> _Requirements_
Return the records word for word. Any pictures in them are not part of the copy.

> _Dataset_
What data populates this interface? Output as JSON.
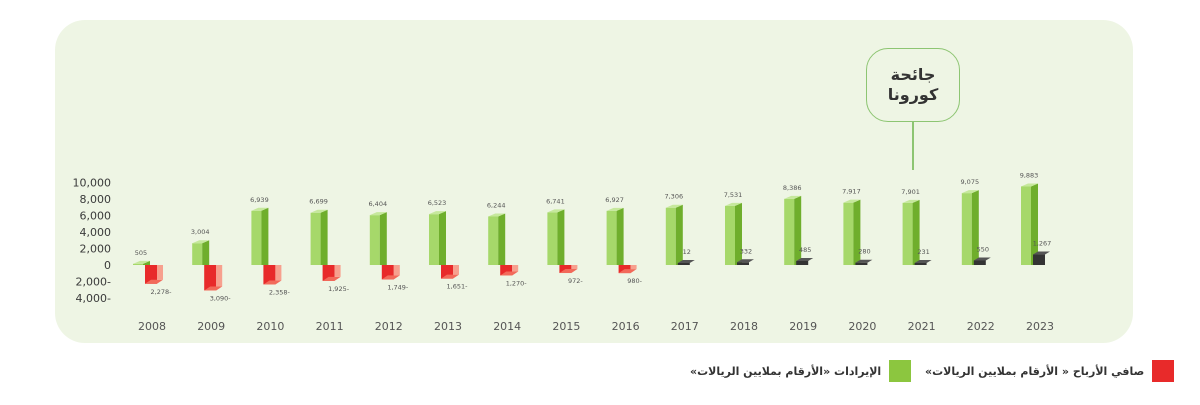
{
  "chart_data": {
    "type": "bar",
    "categories": [
      "2008",
      "2009",
      "2010",
      "2011",
      "2012",
      "2013",
      "2014",
      "2015",
      "2016",
      "2017",
      "2018",
      "2019",
      "2020",
      "2021",
      "2022",
      "2023"
    ],
    "series": [
      {
        "name": "الإيرادات «الأرقام بملايين الريالات»",
        "color": "#8cc63f",
        "values": [
          505,
          3004,
          6939,
          6699,
          6404,
          6523,
          6244,
          6741,
          6927,
          7306,
          7531,
          8386,
          7917,
          7901,
          9075,
          9883
        ],
        "labels": [
          "505",
          "3,004",
          "6,939",
          "6,699",
          "6,404",
          "6,523",
          "6,244",
          "6,741",
          "6,927",
          "7,306",
          "7,531",
          "8,386",
          "7,917",
          "7,901",
          "9,075",
          "9,883"
        ]
      },
      {
        "name": "صافي الأرباح « الأرقام بملايين الريالات»",
        "color": "#e82a2a",
        "positive_color": "#333333",
        "values": [
          -2278,
          -3090,
          -2358,
          -1925,
          -1749,
          -1651,
          -1270,
          -972,
          -980,
          12,
          332,
          485,
          280,
          231,
          550,
          1267
        ],
        "labels": [
          "2,278-",
          "3,090-",
          "2,358-",
          "1,925-",
          "1,749-",
          "1,651-",
          "1,270-",
          "972-",
          "980-",
          "12",
          "332",
          "485",
          "280",
          "231",
          "550",
          "1,267"
        ]
      }
    ],
    "y_ticks": [
      {
        "value": 10000,
        "label": "10,000"
      },
      {
        "value": 8000,
        "label": "8,000"
      },
      {
        "value": 6000,
        "label": "6,000"
      },
      {
        "value": 4000,
        "label": "4,000"
      },
      {
        "value": 2000,
        "label": "2,000"
      },
      {
        "value": 0,
        "label": "0"
      },
      {
        "value": -2000,
        "label": "2,000-"
      },
      {
        "value": -4000,
        "label": "4,000-"
      }
    ],
    "ylim": [
      -4000,
      10000
    ],
    "grid": false,
    "legend_position": "bottom",
    "annotation": {
      "lines": [
        "جائحة",
        "كورونا"
      ],
      "category": "2021"
    }
  },
  "legend": {
    "revenue_label": "الإيرادات «الأرقام بملايين الريالات»",
    "profit_label": "صافي الأرباح « الأرقام بملايين الريالات»"
  },
  "callout": {
    "line1": "جائحة",
    "line2": "كورونا"
  }
}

> _Final result_
What data populates this interface? Output as JSON.
{
  "chart_data": {
    "type": "bar",
    "categories": [
      "2008",
      "2009",
      "2010",
      "2011",
      "2012",
      "2013",
      "2014",
      "2015",
      "2016",
      "2017",
      "2018",
      "2019",
      "2020",
      "2021",
      "2022",
      "2023"
    ],
    "series": [
      {
        "name": "الإيرادات «الأرقام بملايين الريالات»",
        "color": "#8cc63f",
        "values": [
          505,
          3004,
          6939,
          6699,
          6404,
          6523,
          6244,
          6741,
          6927,
          7306,
          7531,
          8386,
          7917,
          7901,
          9075,
          9883
        ],
        "labels": [
          "505",
          "3,004",
          "6,939",
          "6,699",
          "6,404",
          "6,523",
          "6,244",
          "6,741",
          "6,927",
          "7,306",
          "7,531",
          "8,386",
          "7,917",
          "7,901",
          "9,075",
          "9,883"
        ]
      },
      {
        "name": "صافي الأرباح « الأرقام بملايين الريالات»",
        "color": "#e82a2a",
        "positive_color": "#333333",
        "values": [
          -2278,
          -3090,
          -2358,
          -1925,
          -1749,
          -1651,
          -1270,
          -972,
          -980,
          12,
          332,
          485,
          280,
          231,
          550,
          1267
        ],
        "labels": [
          "2,278-",
          "3,090-",
          "2,358-",
          "1,925-",
          "1,749-",
          "1,651-",
          "1,270-",
          "972-",
          "980-",
          "12",
          "332",
          "485",
          "280",
          "231",
          "550",
          "1,267"
        ]
      }
    ],
    "y_ticks": [
      {
        "value": 10000,
        "label": "10,000"
      },
      {
        "value": 8000,
        "label": "8,000"
      },
      {
        "value": 6000,
        "label": "6,000"
      },
      {
        "value": 4000,
        "label": "4,000"
      },
      {
        "value": 2000,
        "label": "2,000"
      },
      {
        "value": 0,
        "label": "0"
      },
      {
        "value": -2000,
        "label": "2,000-"
      },
      {
        "value": -4000,
        "label": "4,000-"
      }
    ],
    "ylim": [
      -4000,
      10000
    ],
    "grid": false,
    "legend_position": "bottom",
    "annotation": {
      "lines": [
        "جائحة",
        "كورونا"
      ],
      "category": "2021"
    }
  },
  "legend": {
    "revenue_label": "الإيرادات «الأرقام بملايين الريالات»",
    "profit_label": "صافي الأرباح « الأرقام بملايين الريالات»"
  },
  "callout": {
    "line1": "جائحة",
    "line2": "كورونا"
  }
}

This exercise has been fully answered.